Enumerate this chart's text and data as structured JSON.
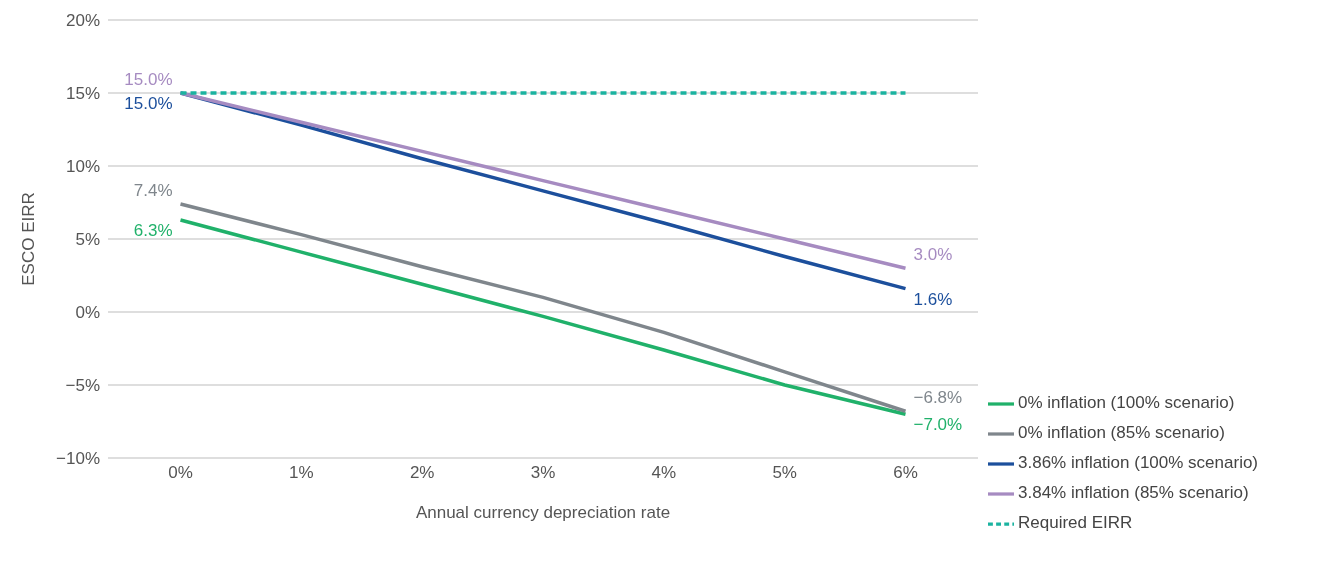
{
  "chart_data": {
    "type": "line",
    "xlabel": "Annual currency depreciation rate",
    "ylabel": "ESCO EIRR",
    "x": [
      0,
      1,
      2,
      3,
      4,
      5,
      6
    ],
    "series": [
      {
        "name": "0% inflation (100% scenario)",
        "color": "#20b16a",
        "values": [
          6.3,
          4.1,
          1.9,
          -0.3,
          -2.6,
          -5.0,
          -7.0
        ],
        "value_labels": [
          "6.3%",
          null,
          null,
          null,
          null,
          null,
          "−7.0%"
        ]
      },
      {
        "name": "0% inflation (85% scenario)",
        "color": "#7f868c",
        "values": [
          7.4,
          5.3,
          3.1,
          1.0,
          -1.4,
          -4.1,
          -6.8
        ],
        "value_labels": [
          "7.4%",
          null,
          null,
          null,
          null,
          null,
          "−6.8%"
        ]
      },
      {
        "name": "3.86% inflation (100% scenario)",
        "color": "#1c4f9c",
        "values": [
          15.0,
          12.8,
          10.5,
          8.3,
          6.1,
          3.8,
          1.6
        ],
        "value_labels": [
          "15.0%",
          null,
          null,
          null,
          null,
          null,
          "1.6%"
        ]
      },
      {
        "name": "3.84% inflation (85% scenario)",
        "color": "#a68bc1",
        "values": [
          15.0,
          13.0,
          11.0,
          9.0,
          7.0,
          5.0,
          3.0
        ],
        "value_labels": [
          "15.0%",
          null,
          null,
          null,
          null,
          null,
          "3.0%"
        ]
      },
      {
        "name": "Required EIRR",
        "color": "#1bb3a0",
        "values": [
          15,
          15,
          15,
          15,
          15,
          15,
          15
        ],
        "line_style": "dashed"
      }
    ],
    "xlim": [
      -0.6,
      6.6
    ],
    "xticks": [
      {
        "value": 0,
        "label": "0%"
      },
      {
        "value": 1,
        "label": "1%"
      },
      {
        "value": 2,
        "label": "2%"
      },
      {
        "value": 3,
        "label": "3%"
      },
      {
        "value": 4,
        "label": "4%"
      },
      {
        "value": 5,
        "label": "5%"
      },
      {
        "value": 6,
        "label": "6%"
      }
    ],
    "ylim": [
      -10,
      20
    ],
    "yticks": [
      {
        "value": -10,
        "label": "−10%"
      },
      {
        "value": -5,
        "label": "−5%"
      },
      {
        "value": 0,
        "label": "0%"
      },
      {
        "value": 5,
        "label": "5%"
      },
      {
        "value": 10,
        "label": "10%"
      },
      {
        "value": 15,
        "label": "15%"
      },
      {
        "value": 20,
        "label": "20%"
      }
    ],
    "grid": "y",
    "legend": "bottom right",
    "marker": "none",
    "line_style": "solid"
  }
}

:: Exercise details ::
Leave out the pictures and copy everything else in the records word for word.

:: Correct result ::
Enumerate this chart's text and data as structured JSON.
{
  "chart_data": {
    "type": "line",
    "xlabel": "Annual currency depreciation rate",
    "ylabel": "ESCO EIRR",
    "x": [
      0,
      1,
      2,
      3,
      4,
      5,
      6
    ],
    "series": [
      {
        "name": "0% inflation (100% scenario)",
        "color": "#20b16a",
        "values": [
          6.3,
          4.1,
          1.9,
          -0.3,
          -2.6,
          -5.0,
          -7.0
        ],
        "value_labels": [
          "6.3%",
          null,
          null,
          null,
          null,
          null,
          "−7.0%"
        ]
      },
      {
        "name": "0% inflation (85% scenario)",
        "color": "#7f868c",
        "values": [
          7.4,
          5.3,
          3.1,
          1.0,
          -1.4,
          -4.1,
          -6.8
        ],
        "value_labels": [
          "7.4%",
          null,
          null,
          null,
          null,
          null,
          "−6.8%"
        ]
      },
      {
        "name": "3.86% inflation (100% scenario)",
        "color": "#1c4f9c",
        "values": [
          15.0,
          12.8,
          10.5,
          8.3,
          6.1,
          3.8,
          1.6
        ],
        "value_labels": [
          "15.0%",
          null,
          null,
          null,
          null,
          null,
          "1.6%"
        ]
      },
      {
        "name": "3.84% inflation (85% scenario)",
        "color": "#a68bc1",
        "values": [
          15.0,
          13.0,
          11.0,
          9.0,
          7.0,
          5.0,
          3.0
        ],
        "value_labels": [
          "15.0%",
          null,
          null,
          null,
          null,
          null,
          "3.0%"
        ]
      },
      {
        "name": "Required EIRR",
        "color": "#1bb3a0",
        "values": [
          15,
          15,
          15,
          15,
          15,
          15,
          15
        ],
        "line_style": "dashed"
      }
    ],
    "xlim": [
      -0.6,
      6.6
    ],
    "xticks": [
      {
        "value": 0,
        "label": "0%"
      },
      {
        "value": 1,
        "label": "1%"
      },
      {
        "value": 2,
        "label": "2%"
      },
      {
        "value": 3,
        "label": "3%"
      },
      {
        "value": 4,
        "label": "4%"
      },
      {
        "value": 5,
        "label": "5%"
      },
      {
        "value": 6,
        "label": "6%"
      }
    ],
    "ylim": [
      -10,
      20
    ],
    "yticks": [
      {
        "value": -10,
        "label": "−10%"
      },
      {
        "value": -5,
        "label": "−5%"
      },
      {
        "value": 0,
        "label": "0%"
      },
      {
        "value": 5,
        "label": "5%"
      },
      {
        "value": 10,
        "label": "10%"
      },
      {
        "value": 15,
        "label": "15%"
      },
      {
        "value": 20,
        "label": "20%"
      }
    ],
    "grid": "y",
    "legend": "bottom right",
    "marker": "none",
    "line_style": "solid"
  }
}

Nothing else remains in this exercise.